### Task brief
Rewrite the Encode::Guess bug report below, starting at "Subject: | Encode::Guess" and ending at "an eval block.", with "BOM" changed to "byte order mark" throughout.

### Excerpt
Subject: | Encode::Guess dies if UTF-16 and iso-8859-1 are both specified |
I attempted to use Encode::Guess::guess_encoding to find the encoding on
files in this set: iso-8859-1, ascii, utf8, utf16
If I try this on a file that is actually iso-8859-1, it will die with
this error:
Error finding encoding: UTF-16:Unrecognised BOM 436f at
/app/clarity/perl/lib/5.8.7/i686-linux-thread-multi/Encode/Guess.pm line
135.
This file doesn't have a BOM, and 436f is "Co", the first two characters
of the file. iso-8859-1 shouldn't require a BOM, so this shouldn't be
an issue. It appears that the problem is when it is trying different
decoders, it doesn't catch errors thrown. UTF-16 ends up first in the
list of things to try, and dies when it can't find a BOM. What appears
to fix the problem is just wrapping the decode line in an eval block.

### Data
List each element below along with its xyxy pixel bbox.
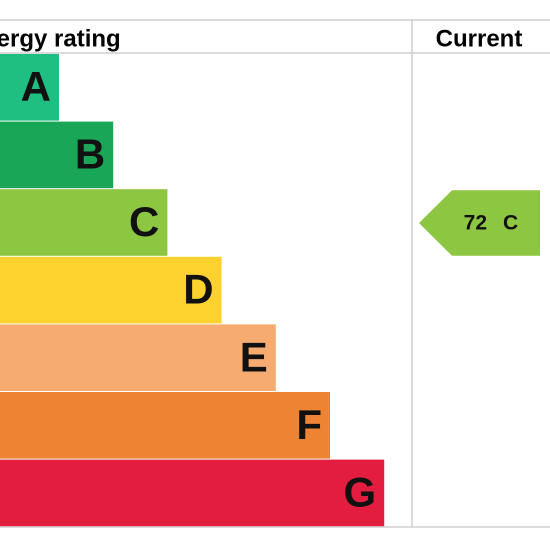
band-bar — [0, 189, 168, 256]
current-value: 72 — [464, 212, 487, 235]
header-current: Current — [436, 25, 523, 52]
band-letter: D — [183, 266, 213, 313]
current-arrow — [419, 190, 540, 256]
band-bar — [0, 459, 385, 527]
band-bar — [0, 324, 276, 391]
band-bar — [0, 121, 114, 189]
band-letter: E — [240, 333, 268, 380]
band-letter: C — [129, 198, 159, 245]
current-band: C — [503, 212, 518, 235]
band-letter: G — [344, 468, 377, 515]
band-bar — [0, 392, 330, 459]
band-letter: A — [21, 63, 51, 110]
band-bar — [0, 256, 222, 324]
band-bar — [0, 54, 59, 121]
band-letter: F — [296, 401, 322, 448]
current-rating: 72 C — [419, 190, 540, 256]
header-title: Energy rating — [0, 25, 121, 52]
band-letter: B — [75, 130, 105, 177]
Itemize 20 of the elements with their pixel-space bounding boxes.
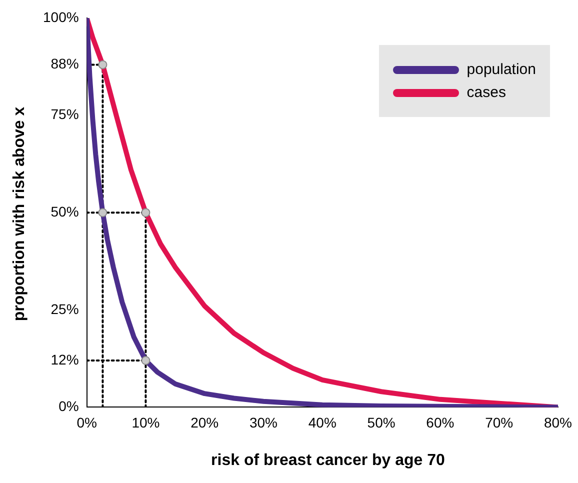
x-tick-label: 80% xyxy=(544,414,572,430)
x-tick-label: 10% xyxy=(132,414,160,430)
x-tick-label: 60% xyxy=(426,414,454,430)
y-axis-title: proportion with risk above x xyxy=(11,106,29,324)
x-tick-label: 30% xyxy=(249,414,278,430)
y-tick-label: 50% xyxy=(50,203,79,220)
y-tick-label: 25% xyxy=(50,300,79,317)
x-tick-label: 70% xyxy=(485,414,514,430)
x-tick-label: 20% xyxy=(190,414,219,430)
y-tick-label: 88% xyxy=(50,56,79,72)
x-tick-label: 50% xyxy=(367,414,396,430)
legend-label: cases xyxy=(466,84,506,101)
y-tick-label: 12% xyxy=(50,351,79,368)
x-tick-label: 0% xyxy=(76,414,97,430)
y-tick-label: 0% xyxy=(58,398,79,414)
y-tick-label: 75% xyxy=(50,106,79,122)
x-axis-title: risk of breast cancer by age 70 xyxy=(210,452,446,470)
legend-label: population xyxy=(466,61,536,78)
x-tick-label: 40% xyxy=(308,414,336,430)
y-tick-label: 100% xyxy=(42,8,79,25)
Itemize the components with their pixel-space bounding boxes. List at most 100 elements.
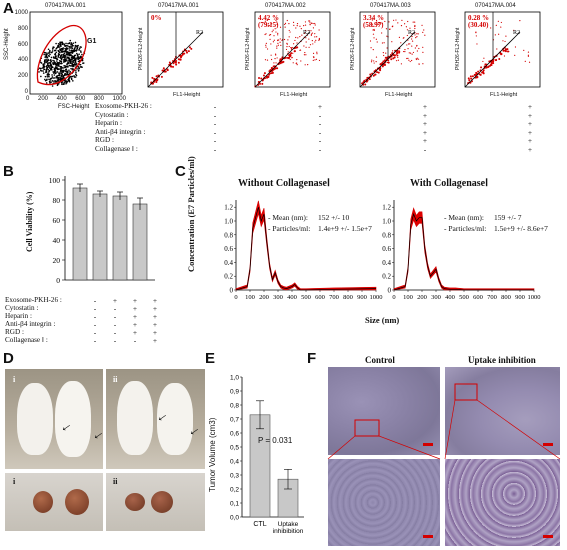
scatter-point [390, 58, 393, 61]
x-tick: 0 [234, 294, 237, 301]
scatter-point [64, 59, 67, 61]
scatter-point [57, 49, 60, 52]
y-tick: 1.2 [224, 204, 233, 212]
scatter-point [276, 67, 279, 70]
scatter-point [188, 46, 191, 49]
scatter-point [68, 77, 71, 79]
condition-value: + [527, 110, 533, 120]
x-axis-label: FL1-Height [280, 92, 308, 98]
scatter-point [372, 33, 375, 35]
scatter-point [48, 70, 50, 73]
mouse-body [55, 381, 91, 457]
scatter-point [44, 78, 46, 81]
mouse-body [117, 381, 153, 455]
scatter-point [60, 47, 63, 50]
scatter-point [70, 77, 73, 80]
scatter-point [514, 54, 516, 56]
scatter-point [68, 42, 71, 45]
scatter-point [55, 58, 58, 60]
mean-value: 159 +/- 7 [494, 213, 522, 222]
condition-value: + [527, 119, 533, 128]
scatter-point [296, 64, 298, 66]
scatter-point [265, 33, 267, 35]
scatter-point [49, 49, 51, 52]
scatter-point [267, 24, 269, 26]
scatter-point [269, 34, 272, 36]
scatter-point [71, 68, 74, 71]
mean-label: Mean (nm): [448, 213, 484, 222]
scatter-point [47, 65, 50, 68]
scatter-point [79, 63, 82, 66]
scatter-point [271, 71, 274, 74]
scatter-point [287, 39, 289, 41]
particles-label: Particles/ml: [272, 224, 311, 233]
scatter-point [279, 41, 281, 43]
scatter-point [68, 49, 71, 51]
scatter-point [71, 58, 73, 60]
scatter-point [313, 56, 315, 59]
scatter-point [274, 53, 277, 55]
scatter-point [376, 21, 378, 23]
scatter-point [60, 57, 63, 60]
stats-left-values: 152 +/- 10 1.4e+9 +/- 1.5e+7 [318, 212, 372, 234]
scatter-point [404, 48, 406, 51]
scatter-point [72, 67, 74, 70]
scatter-point [53, 46, 55, 49]
scatter-point [62, 55, 65, 57]
scatter-point [54, 67, 56, 70]
scatter-point [416, 57, 418, 59]
scatter-point [500, 26, 502, 28]
scatter-point [476, 43, 478, 45]
scatter-point [181, 53, 184, 56]
histology-inhibition-low [445, 367, 560, 455]
condition-value: - [213, 110, 217, 120]
scatter-point [406, 44, 408, 46]
scatter-point [155, 75, 158, 78]
scatter-point [373, 37, 375, 39]
scatter-point [266, 48, 269, 50]
scatter-point [62, 56, 64, 59]
scatter-point [62, 67, 64, 69]
x-tick: 100 [403, 294, 413, 301]
scatter-point [185, 51, 188, 54]
scatter-point [276, 47, 278, 49]
scatter-point [77, 67, 80, 69]
scatter-point [71, 43, 73, 46]
scatter-point [52, 59, 54, 62]
scatter-point [55, 66, 58, 69]
scatter-point [369, 40, 372, 42]
scatter-point [312, 43, 314, 45]
scatter-point [397, 56, 399, 59]
condition-value: - [213, 144, 217, 154]
scatter-point [315, 39, 317, 41]
scatter-point [379, 69, 382, 72]
scatter-point [386, 47, 388, 49]
scatter-point [318, 59, 321, 62]
scatter-point [64, 68, 67, 71]
condition-value: - [93, 296, 97, 305]
y-tick: 0.6 [224, 245, 233, 253]
scatter-point [292, 62, 294, 64]
condition-value: + [152, 304, 158, 313]
scatter-point [309, 21, 311, 23]
x-axis-label: Size (nm) [365, 315, 400, 325]
scatter-point [51, 50, 54, 52]
scatter-point [393, 56, 396, 59]
scatter-point [63, 52, 66, 55]
scatter-point [387, 59, 390, 62]
scatter-point [310, 30, 312, 32]
scatter-point [42, 72, 45, 74]
y-tick: 1000 [14, 10, 28, 16]
scatter-point [496, 48, 498, 50]
scatter-point [503, 55, 506, 57]
scatter-point [411, 38, 413, 40]
y-tick: 100 [49, 176, 61, 185]
scatter-point [373, 60, 375, 62]
scatter-point [381, 61, 384, 64]
scatter-point [52, 56, 55, 58]
scatter-point [76, 48, 78, 50]
scatter-point [172, 65, 175, 68]
scatter-point [40, 75, 42, 78]
scatter-point [293, 50, 296, 53]
scatter-point [56, 71, 59, 73]
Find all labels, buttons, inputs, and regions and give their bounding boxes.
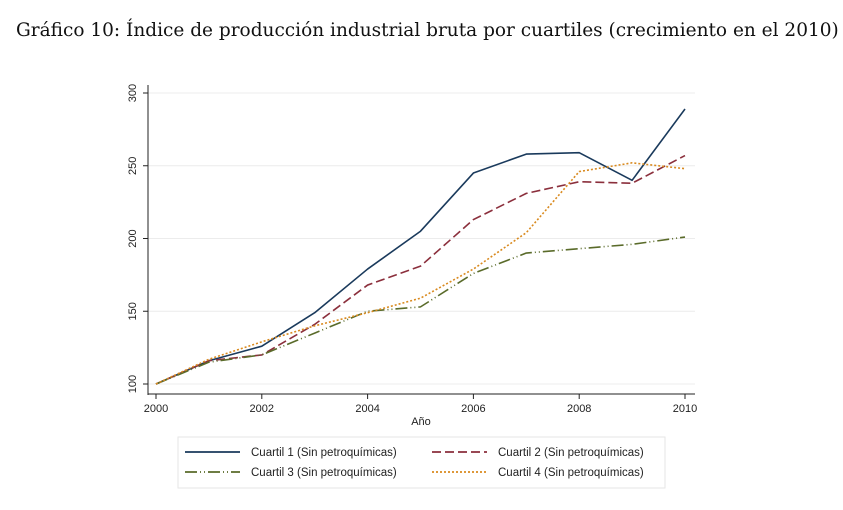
chart-title: Gráfico 10: Índice de producción industr… <box>16 20 839 41</box>
legend-label-2: Cuartil 2 (Sin petroquímicas) <box>498 447 644 459</box>
series-line-2 <box>155 154 686 385</box>
series-line-4 <box>155 162 686 385</box>
legend-label-3: Cuartil 3 (Sin petroquímicas) <box>251 467 397 479</box>
y-tick-label: 150 <box>127 302 139 320</box>
x-tick-label: 2008 <box>567 403 591 415</box>
y-tick-label: 300 <box>127 84 139 102</box>
x-tick-label: 2010 <box>673 403 697 415</box>
x-tick-label: 2002 <box>250 403 274 415</box>
legend-label-4: Cuartil 4 (Sin petroquímicas) <box>498 467 644 479</box>
x-tick-label: 2000 <box>144 403 168 415</box>
y-tick-label: 100 <box>127 375 139 393</box>
legend-box <box>177 436 666 489</box>
x-tick-label: 2004 <box>355 403 379 415</box>
x-axis-label: Año <box>411 416 431 428</box>
y-tick-label: 200 <box>127 229 139 247</box>
legend-label-1: Cuartil 1 (Sin petroquímicas) <box>251 447 397 459</box>
series-line-1 <box>155 108 686 385</box>
y-tick-label: 250 <box>127 157 139 175</box>
series-line-3 <box>155 236 686 385</box>
x-tick-label: 2006 <box>461 403 485 415</box>
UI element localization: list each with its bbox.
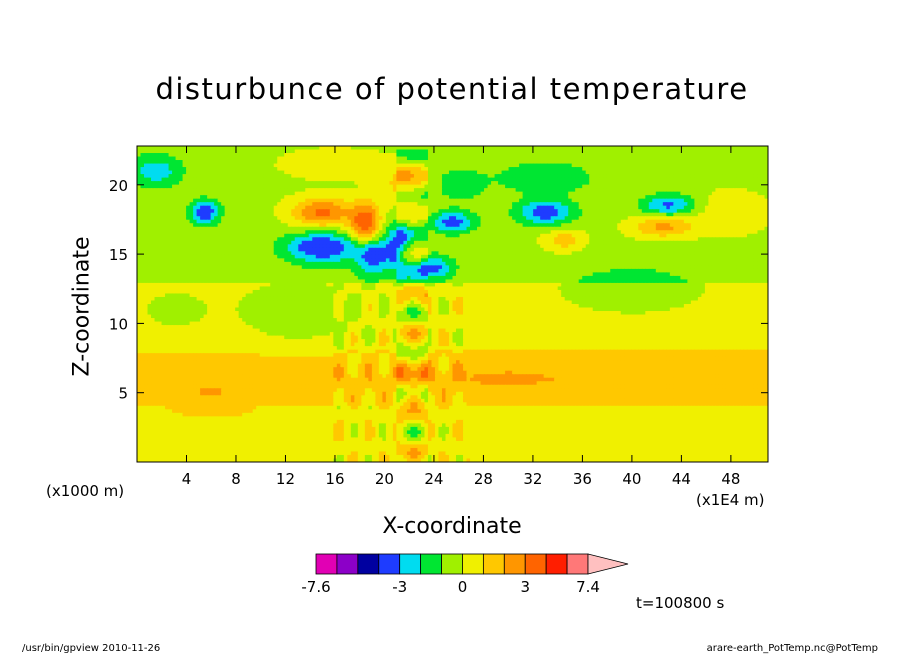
colorbar-swatch: [357, 553, 380, 575]
heatmap-field: [137, 146, 768, 462]
x-units-left: (x1000 m): [46, 482, 125, 500]
colorbar-extension: [587, 553, 629, 575]
x-tick-label: 20: [375, 470, 394, 488]
colorbar-swatch: [336, 553, 359, 575]
colorbar-swatch: [524, 553, 547, 575]
colorbar-swatch: [378, 553, 401, 575]
x-tick-label: 12: [276, 470, 295, 488]
x-tick-label: 4: [182, 470, 192, 488]
y-tick-label: 20: [109, 177, 128, 195]
footer-right: arare-earth_PotTemp.nc@PotTemp: [706, 643, 878, 654]
y-tick-label: 10: [109, 315, 128, 333]
footer-left: /usr/bin/gpview 2010-11-26: [22, 643, 161, 654]
x-axis-label: X-coordinate: [382, 514, 522, 539]
y-tick-label: 5: [118, 385, 128, 403]
x-tick-label: 48: [721, 470, 740, 488]
plot-frame: [136, 145, 769, 463]
x-tick-label: 16: [325, 470, 344, 488]
colorbar-swatch: [462, 553, 484, 575]
x-tick-label: 36: [573, 470, 592, 488]
x-axis-ticks: 4 8 12 16 20 24 28 32 36 40 44 48: [182, 146, 740, 488]
x-units-right: (x1E4 m): [696, 491, 765, 509]
colorbar-tick-label: -7.6: [301, 578, 330, 596]
colorbar-swatch: [420, 553, 442, 575]
y-axis-label: Z-coordinate: [69, 236, 95, 377]
colorbar-swatch: [503, 553, 526, 575]
x-tick-label: 32: [523, 470, 542, 488]
x-tick-label: 8: [231, 470, 241, 488]
chart-title: disturbunce of potential temperature: [155, 72, 749, 106]
x-tick-label: 40: [622, 470, 641, 488]
colorbar: -7.6 -3 0 3 7.4: [301, 553, 629, 596]
colorbar-swatch: [566, 553, 589, 575]
colorbar-tick-label: 7.4: [576, 578, 600, 596]
y-tick-label: 15: [109, 246, 128, 264]
colorbar-tick-label: 3: [520, 578, 530, 596]
colorbar-swatch: [399, 553, 422, 575]
y-axis-ticks: 5 10 15 20: [109, 177, 768, 403]
colorbar-swatch: [482, 553, 505, 575]
colorbar-swatch: [441, 553, 463, 575]
x-tick-label: 44: [672, 470, 691, 488]
x-tick-label: 24: [424, 470, 443, 488]
colorbar-tick-label: -3: [392, 578, 407, 596]
colorbar-swatch: [315, 553, 338, 575]
x-tick-label: 28: [474, 470, 493, 488]
colorbar-tick-label: 0: [458, 578, 468, 596]
colorbar-swatch: [545, 553, 568, 575]
time-label: t=100800 s: [636, 594, 725, 612]
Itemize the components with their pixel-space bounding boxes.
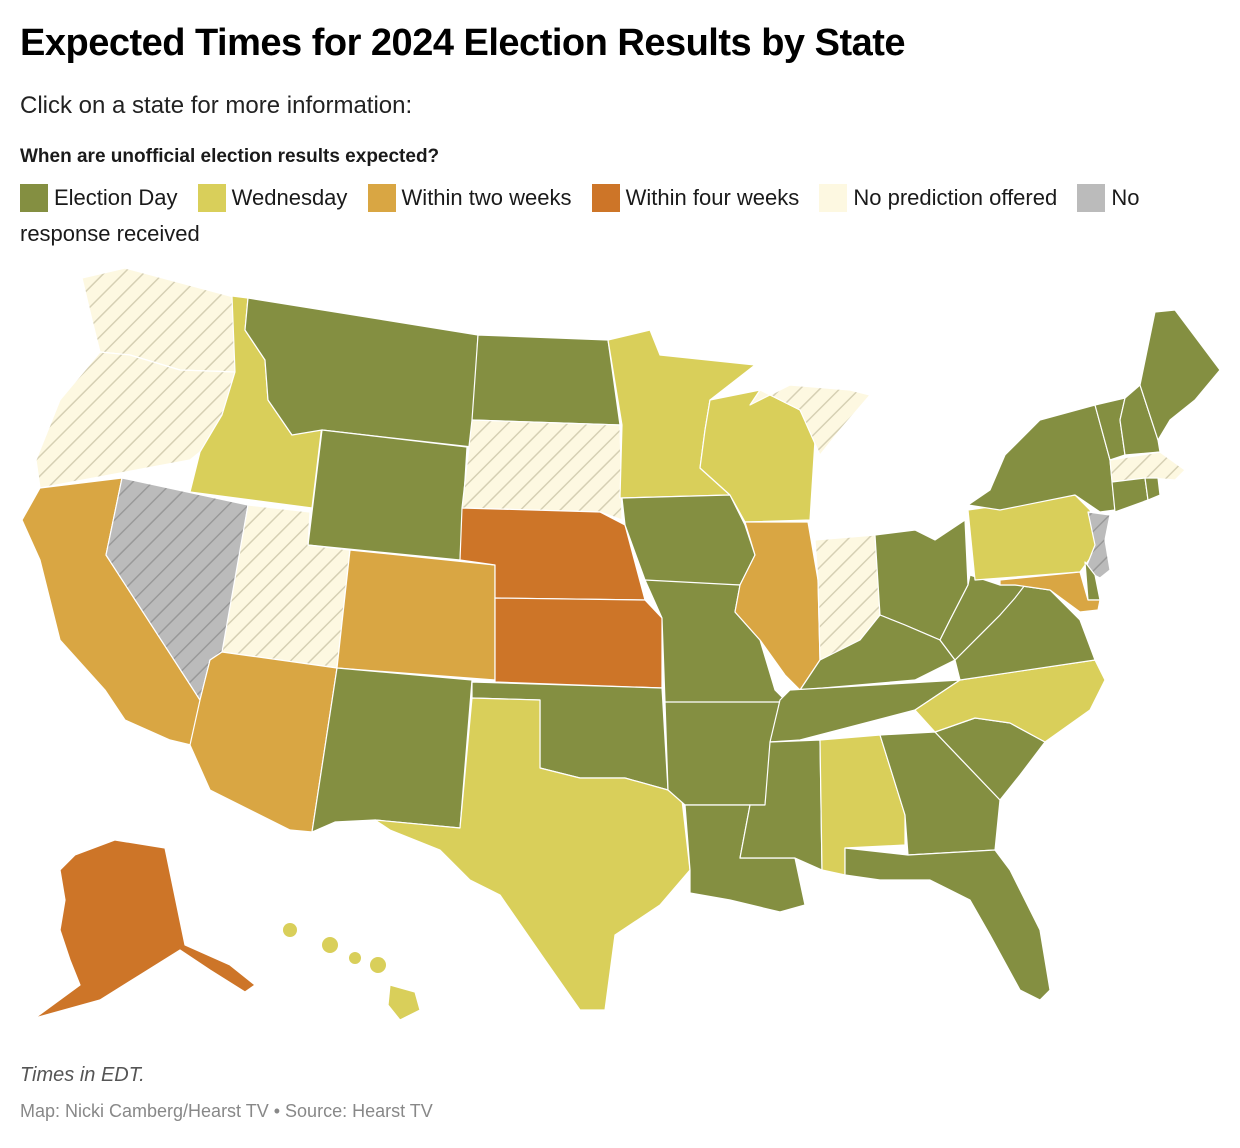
legend-item-two-weeks: Within two weeks: [367, 184, 572, 212]
state-ak[interactable]: [34, 839, 256, 1019]
states-layer: [21, 267, 1221, 1021]
state-nc[interactable]: [914, 659, 1106, 743]
state-ia[interactable]: [621, 494, 756, 586]
legend: Election Day Wednesday Within two weeks …: [20, 180, 1230, 252]
legend-swatch: [591, 184, 620, 212]
legend-label: Election Day: [54, 185, 178, 210]
state-nd[interactable]: [471, 334, 621, 426]
legend-swatch: [367, 184, 396, 212]
footnote: Times in EDT.: [20, 1064, 145, 1086]
legend-title: When are unofficial election results exp…: [20, 146, 440, 167]
credit-line: Map: Nicki Camberg/Hearst TV • Source: H…: [20, 1101, 433, 1121]
legend-label: Within two weeks: [401, 185, 572, 210]
legend-label: No response received: [20, 185, 1140, 246]
state-nm[interactable]: [311, 667, 473, 833]
state-hi[interactable]: [387, 984, 421, 1021]
page-title: Expected Times for 2024 Election Results…: [20, 22, 906, 64]
state-ks[interactable]: [494, 597, 663, 689]
state-co[interactable]: [336, 549, 496, 681]
state-az[interactable]: [189, 651, 338, 833]
legend-label: No prediction offered: [853, 185, 1058, 210]
state-ri[interactable]: [1144, 477, 1161, 501]
legend-label: Within four weeks: [625, 185, 800, 210]
legend-item-wednesday: Wednesday: [197, 184, 348, 212]
legend-swatch: [197, 184, 226, 212]
state-hi-island[interactable]: [283, 923, 297, 937]
state-fl[interactable]: [844, 847, 1051, 1001]
legend-label: Wednesday: [231, 185, 348, 210]
state-ct[interactable]: [1111, 477, 1149, 513]
state-mi[interactable]: [749, 384, 871, 456]
legend-swatch: [819, 184, 848, 212]
legend-item-four-weeks: Within four weeks: [591, 184, 800, 212]
state-tx[interactable]: [374, 697, 691, 1011]
legend-item-no-prediction: No prediction offered: [819, 184, 1058, 212]
state-ny[interactable]: [967, 404, 1116, 513]
state-il[interactable]: [734, 521, 821, 691]
state-hi-island[interactable]: [349, 952, 361, 964]
state-sd[interactable]: [461, 419, 623, 521]
state-hi-island[interactable]: [322, 937, 338, 953]
legend-item-election-day: Election Day: [20, 184, 178, 212]
state-md[interactable]: [999, 571, 1101, 613]
legend-item-no-response: No response received: [20, 184, 1140, 246]
state-hi-island[interactable]: [370, 957, 386, 973]
page-subtitle: Click on a state for more information:: [20, 92, 413, 119]
legend-swatch: [20, 184, 48, 212]
state-nj[interactable]: [1084, 511, 1111, 579]
legend-swatch: [1077, 184, 1106, 212]
state-me[interactable]: [1139, 309, 1221, 441]
state-wy[interactable]: [307, 429, 468, 561]
us-map: [21, 267, 1221, 1021]
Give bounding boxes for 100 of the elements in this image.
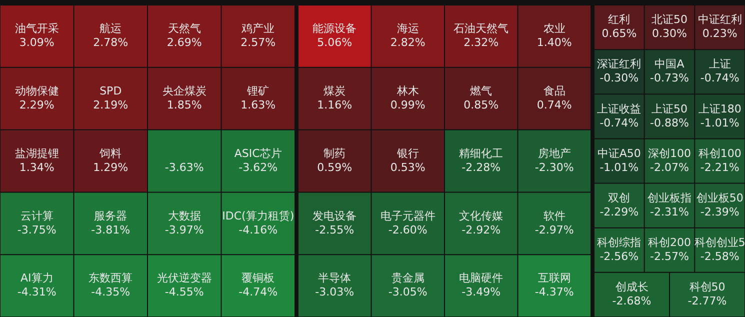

### Complete answer
Subject: | Encode::Guess dies if UTF-16 and iso-8859-1 are both specified |
I attempted to use Encode::Guess::guess_encoding to find the encoding on
files in this set: iso-8859-1, ascii, utf8, utf16
If I try this on a file that is actually iso-8859-1, it will die with
this error:
Error finding encoding: UTF-16:Unrecognised byte order mark 436f at
/app/clarity/perl/lib/5.8.7/i686-linux-thread-multi/Encode/Guess.pm line
135.
This file doesn't have a byte order mark, and 436f is "Co", the first two characters
of the file. iso-8859-1 shouldn't require a byte order mark, so this shouldn't be
an issue. It appears that the problem is when it is trying different
decoders, it doesn't catch errors thrown. UTF-16 ends up first in the
list of things to try, and dies when it can't find a byte order mark. What appears
to fix the problem is just wrapping the decode line in an eval block.